What to produce: Output the records. Match them exactly.

Data for processing:
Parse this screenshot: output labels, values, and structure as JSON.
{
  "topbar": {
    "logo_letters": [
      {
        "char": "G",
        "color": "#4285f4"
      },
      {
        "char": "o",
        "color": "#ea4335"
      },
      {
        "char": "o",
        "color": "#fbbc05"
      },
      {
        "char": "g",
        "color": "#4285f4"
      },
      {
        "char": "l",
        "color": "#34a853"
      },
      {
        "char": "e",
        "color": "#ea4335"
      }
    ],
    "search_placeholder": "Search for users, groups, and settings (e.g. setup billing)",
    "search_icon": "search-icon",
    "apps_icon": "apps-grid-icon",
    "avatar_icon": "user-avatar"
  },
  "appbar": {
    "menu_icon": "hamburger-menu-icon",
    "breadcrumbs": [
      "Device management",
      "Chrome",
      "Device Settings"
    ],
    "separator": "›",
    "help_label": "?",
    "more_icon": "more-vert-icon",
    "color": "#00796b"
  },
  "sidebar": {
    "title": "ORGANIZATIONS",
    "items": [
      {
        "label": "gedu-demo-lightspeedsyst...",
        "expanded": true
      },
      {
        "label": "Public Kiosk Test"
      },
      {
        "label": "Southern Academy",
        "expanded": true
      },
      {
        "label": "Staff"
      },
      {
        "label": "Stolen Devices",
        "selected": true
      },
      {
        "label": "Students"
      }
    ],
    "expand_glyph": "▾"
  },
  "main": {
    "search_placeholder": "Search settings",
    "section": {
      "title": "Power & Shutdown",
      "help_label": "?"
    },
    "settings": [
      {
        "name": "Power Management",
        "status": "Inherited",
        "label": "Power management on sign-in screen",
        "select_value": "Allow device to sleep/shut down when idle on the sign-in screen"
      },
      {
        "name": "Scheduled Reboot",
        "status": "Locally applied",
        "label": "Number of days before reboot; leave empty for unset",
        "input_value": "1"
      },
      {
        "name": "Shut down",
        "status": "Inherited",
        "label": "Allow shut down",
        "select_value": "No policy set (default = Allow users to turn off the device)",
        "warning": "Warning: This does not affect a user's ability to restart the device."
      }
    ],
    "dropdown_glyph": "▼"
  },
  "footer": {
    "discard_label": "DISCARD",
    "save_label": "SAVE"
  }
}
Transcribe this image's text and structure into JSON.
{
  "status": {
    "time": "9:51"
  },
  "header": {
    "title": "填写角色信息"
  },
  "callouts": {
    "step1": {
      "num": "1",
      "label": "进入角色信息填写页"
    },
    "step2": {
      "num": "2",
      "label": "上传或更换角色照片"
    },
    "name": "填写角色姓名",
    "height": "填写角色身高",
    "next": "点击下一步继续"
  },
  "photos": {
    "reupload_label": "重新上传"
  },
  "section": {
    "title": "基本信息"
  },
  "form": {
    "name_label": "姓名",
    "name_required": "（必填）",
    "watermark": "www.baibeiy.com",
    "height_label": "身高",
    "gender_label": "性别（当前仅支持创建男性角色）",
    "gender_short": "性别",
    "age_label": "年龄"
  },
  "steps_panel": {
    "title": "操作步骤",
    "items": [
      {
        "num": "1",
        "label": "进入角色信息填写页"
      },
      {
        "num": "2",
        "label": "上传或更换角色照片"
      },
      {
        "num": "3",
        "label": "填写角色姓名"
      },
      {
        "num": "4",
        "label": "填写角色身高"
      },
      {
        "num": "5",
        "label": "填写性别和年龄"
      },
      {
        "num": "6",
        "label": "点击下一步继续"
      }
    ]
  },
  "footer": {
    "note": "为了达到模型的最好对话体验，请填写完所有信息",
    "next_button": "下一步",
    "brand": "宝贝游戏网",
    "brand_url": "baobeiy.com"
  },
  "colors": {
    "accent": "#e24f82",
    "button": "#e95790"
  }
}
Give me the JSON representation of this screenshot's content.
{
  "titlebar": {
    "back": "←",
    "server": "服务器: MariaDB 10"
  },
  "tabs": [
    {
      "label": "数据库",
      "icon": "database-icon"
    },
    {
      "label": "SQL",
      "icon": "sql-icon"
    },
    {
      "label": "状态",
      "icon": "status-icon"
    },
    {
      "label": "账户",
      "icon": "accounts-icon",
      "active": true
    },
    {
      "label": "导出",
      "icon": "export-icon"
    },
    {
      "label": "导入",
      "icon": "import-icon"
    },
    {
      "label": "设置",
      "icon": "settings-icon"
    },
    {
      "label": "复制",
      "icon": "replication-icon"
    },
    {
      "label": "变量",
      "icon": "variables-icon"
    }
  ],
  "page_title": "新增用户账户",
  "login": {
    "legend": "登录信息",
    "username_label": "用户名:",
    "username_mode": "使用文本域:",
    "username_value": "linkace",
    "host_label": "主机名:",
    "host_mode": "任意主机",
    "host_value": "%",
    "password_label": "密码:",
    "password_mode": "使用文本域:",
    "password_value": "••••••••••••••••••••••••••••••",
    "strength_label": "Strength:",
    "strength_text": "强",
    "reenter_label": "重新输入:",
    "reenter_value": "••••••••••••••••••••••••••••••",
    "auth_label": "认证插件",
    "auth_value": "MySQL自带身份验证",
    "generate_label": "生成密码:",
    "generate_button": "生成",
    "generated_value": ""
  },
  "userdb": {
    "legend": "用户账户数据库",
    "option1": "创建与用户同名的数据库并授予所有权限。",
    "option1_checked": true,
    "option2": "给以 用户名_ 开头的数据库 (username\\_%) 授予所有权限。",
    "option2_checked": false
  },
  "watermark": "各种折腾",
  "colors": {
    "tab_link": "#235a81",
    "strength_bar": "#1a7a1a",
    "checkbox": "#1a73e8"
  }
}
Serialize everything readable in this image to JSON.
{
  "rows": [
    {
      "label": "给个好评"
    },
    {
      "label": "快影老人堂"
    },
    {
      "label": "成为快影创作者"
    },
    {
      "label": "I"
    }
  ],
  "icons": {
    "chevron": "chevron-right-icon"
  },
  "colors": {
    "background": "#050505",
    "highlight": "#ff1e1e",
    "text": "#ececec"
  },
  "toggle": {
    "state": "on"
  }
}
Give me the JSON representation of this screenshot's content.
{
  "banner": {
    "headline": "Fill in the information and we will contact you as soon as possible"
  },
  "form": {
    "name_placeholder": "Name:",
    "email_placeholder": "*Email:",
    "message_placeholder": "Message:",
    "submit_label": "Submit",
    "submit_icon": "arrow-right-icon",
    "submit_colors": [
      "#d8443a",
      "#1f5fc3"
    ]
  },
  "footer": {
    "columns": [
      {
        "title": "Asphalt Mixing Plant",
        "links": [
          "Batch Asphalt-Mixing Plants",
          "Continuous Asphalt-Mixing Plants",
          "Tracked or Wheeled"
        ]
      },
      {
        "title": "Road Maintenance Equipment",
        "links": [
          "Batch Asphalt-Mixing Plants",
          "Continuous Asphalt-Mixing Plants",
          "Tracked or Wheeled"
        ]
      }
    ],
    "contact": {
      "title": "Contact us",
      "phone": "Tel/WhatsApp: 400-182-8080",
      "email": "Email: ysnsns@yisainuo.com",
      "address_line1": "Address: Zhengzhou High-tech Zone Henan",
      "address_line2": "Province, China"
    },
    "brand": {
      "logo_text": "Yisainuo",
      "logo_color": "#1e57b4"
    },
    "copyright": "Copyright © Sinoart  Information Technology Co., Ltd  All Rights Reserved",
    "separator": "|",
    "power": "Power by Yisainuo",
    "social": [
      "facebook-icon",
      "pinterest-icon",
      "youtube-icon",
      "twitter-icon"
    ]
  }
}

Exercise answer:
Parse this screenshot: output labels, values, and structure as JSON.
{
  "topbar": {
    "logo_letters": [
      {
        "char": "G",
        "color": "#4285f4"
      },
      {
        "char": "o",
        "color": "#ea4335"
      },
      {
        "char": "o",
        "color": "#fbbc05"
      },
      {
        "char": "g",
        "color": "#4285f4"
      },
      {
        "char": "l",
        "color": "#34a853"
      },
      {
        "char": "e",
        "color": "#ea4335"
      }
    ],
    "search_placeholder": "Search for users, groups, and settings (e.g. setup billing)",
    "search_icon": "search-icon",
    "apps_icon": "apps-grid-icon",
    "avatar_icon": "user-avatar"
  },
  "appbar": {
    "menu_icon": "hamburger-menu-icon",
    "breadcrumbs": [
      "Device management",
      "Chrome",
      "Device Settings"
    ],
    "separator": "›",
    "help_label": "?",
    "more_icon": "more-vert-icon",
    "color": "#00796b"
  },
  "sidebar": {
    "title": "ORGANIZATIONS",
    "items": [
      {
        "label": "gedu-demo-lightspeedsyst...",
        "expanded": true
      },
      {
        "label": "Public Kiosk Test"
      },
      {
        "label": "Southern Academy",
        "expanded": true
      },
      {
        "label": "Staff"
      },
      {
        "label": "Stolen Devices",
        "selected": true
      },
      {
        "label": "Students"
      }
    ],
    "expand_glyph": "▾"
  },
  "main": {
    "search_placeholder": "Search settings",
    "section": {
      "title": "Power & Shutdown",
      "help_label": "?"
    },
    "settings": [
      {
        "name": "Power Management",
        "status": "Inherited",
        "label": "Power management on sign-in screen",
        "select_value": "Allow device to sleep/shut down when idle on the sign-in screen"
      },
      {
        "name": "Scheduled Reboot",
        "status": "Locally applied",
        "label": "Number of days before reboot; leave empty for unset",
        "input_value": "1"
      },
      {
        "name": "Shut down",
        "status": "Inherited",
        "label": "Allow shut down",
        "select_value": "No policy set (default = Allow users to turn off the device)",
        "warning": "Warning: This does not affect a user's ability to restart the device."
      }
    ],
    "dropdown_glyph": "▼"
  },
  "footer": {
    "discard_label": "DISCARD",
    "save_label": "SAVE"
  }
}
Transcribe this image's text and structure into JSON.
{
  "status": {
    "time": "9:51"
  },
  "header": {
    "title": "填写角色信息"
  },
  "callouts": {
    "step1": {
      "num": "1",
      "label": "进入角色信息填写页"
    },
    "step2": {
      "num": "2",
      "label": "上传或更换角色照片"
    },
    "name": "填写角色姓名",
    "height": "填写角色身高",
    "next": "点击下一步继续"
  },
  "photos": {
    "reupload_label": "重新上传"
  },
  "section": {
    "title": "基本信息"
  },
  "form": {
    "name_label": "姓名",
    "name_required": "（必填）",
    "watermark": "www.baibeiy.com",
    "height_label": "身高",
    "gender_label": "性别（当前仅支持创建男性角色）",
    "gender_short": "性别",
    "age_label": "年龄"
  },
  "steps_panel": {
    "title": "操作步骤",
    "items": [
      {
        "num": "1",
        "label": "进入角色信息填写页"
      },
      {
        "num": "2",
        "label": "上传或更换角色照片"
      },
      {
        "num": "3",
        "label": "填写角色姓名"
      },
      {
        "num": "4",
        "label": "填写角色身高"
      },
      {
        "num": "5",
        "label": "填写性别和年龄"
      },
      {
        "num": "6",
        "label": "点击下一步继续"
      }
    ]
  },
  "footer": {
    "note": "为了达到模型的最好对话体验，请填写完所有信息",
    "next_button": "下一步",
    "brand": "宝贝游戏网",
    "brand_url": "baobeiy.com"
  },
  "colors": {
    "accent": "#e24f82",
    "button": "#e95790"
  }
}
Give me the JSON representation of this screenshot's content.
{
  "titlebar": {
    "back": "←",
    "server": "服务器: MariaDB 10"
  },
  "tabs": [
    {
      "label": "数据库",
      "icon": "database-icon"
    },
    {
      "label": "SQL",
      "icon": "sql-icon"
    },
    {
      "label": "状态",
      "icon": "status-icon"
    },
    {
      "label": "账户",
      "icon": "accounts-icon",
      "active": true
    },
    {
      "label": "导出",
      "icon": "export-icon"
    },
    {
      "label": "导入",
      "icon": "import-icon"
    },
    {
      "label": "设置",
      "icon": "settings-icon"
    },
    {
      "label": "复制",
      "icon": "replication-icon"
    },
    {
      "label": "变量",
      "icon": "variables-icon"
    }
  ],
  "page_title": "新增用户账户",
  "login": {
    "legend": "登录信息",
    "username_label": "用户名:",
    "username_mode": "使用文本域:",
    "username_value": "linkace",
    "host_label": "主机名:",
    "host_mode": "任意主机",
    "host_value": "%",
    "password_label": "密码:",
    "password_mode": "使用文本域:",
    "password_value": "••••••••••••••••••••••••••••••",
    "strength_label": "Strength:",
    "strength_text": "强",
    "reenter_label": "重新输入:",
    "reenter_value": "••••••••••••••••••••••••••••••",
    "auth_label": "认证插件",
    "auth_value": "MySQL自带身份验证",
    "generate_label": "生成密码:",
    "generate_button": "生成",
    "generated_value": ""
  },
  "userdb": {
    "legend": "用户账户数据库",
    "option1": "创建与用户同名的数据库并授予所有权限。",
    "option1_checked": true,
    "option2": "给以 用户名_ 开头的数据库 (username\\_%) 授予所有权限。",
    "option2_checked": false
  },
  "watermark": "各种折腾",
  "colors": {
    "tab_link": "#235a81",
    "strength_bar": "#1a7a1a",
    "checkbox": "#1a73e8"
  }
}
Serialize everything readable in this image to JSON.
{
  "rows": [
    {
      "label": "给个好评"
    },
    {
      "label": "快影老人堂"
    },
    {
      "label": "成为快影创作者"
    },
    {
      "label": "I"
    }
  ],
  "icons": {
    "chevron": "chevron-right-icon"
  },
  "colors": {
    "background": "#050505",
    "highlight": "#ff1e1e",
    "text": "#ececec"
  },
  "toggle": {
    "state": "on"
  }
}
Give me the JSON representation of this screenshot's content.
{
  "banner": {
    "headline": "Fill in the information and we will contact you as soon as possible"
  },
  "form": {
    "name_placeholder": "Name:",
    "email_placeholder": "*Email:",
    "message_placeholder": "Message:",
    "submit_label": "Submit",
    "submit_icon": "arrow-right-icon",
    "submit_colors": [
      "#d8443a",
      "#1f5fc3"
    ]
  },
  "footer": {
    "columns": [
      {
        "title": "Asphalt Mixing Plant",
        "links": [
          "Batch Asphalt-Mixing Plants",
          "Continuous Asphalt-Mixing Plants",
          "Tracked or Wheeled"
        ]
      },
      {
        "title": "Road Maintenance Equipment",
        "links": [
          "Batch Asphalt-Mixing Plants",
          "Continuous Asphalt-Mixing Plants",
          "Tracked or Wheeled"
        ]
      }
    ],
    "contact": {
      "title": "Contact us",
      "phone": "Tel/WhatsApp: 400-182-8080",
      "email": "Email: ysnsns@yisainuo.com",
      "address_line1": "Address: Zhengzhou High-tech Zone Henan",
      "address_line2": "Province, China"
    },
    "brand": {
      "logo_text": "Yisainuo",
      "logo_color": "#1e57b4"
    },
    "copyright": "Copyright © Sinoart  Information Technology Co., Ltd  All Rights Reserved",
    "separator": "|",
    "power": "Power by Yisainuo",
    "social": [
      "facebook-icon",
      "pinterest-icon",
      "youtube-icon",
      "twitter-icon"
    ]
  }
}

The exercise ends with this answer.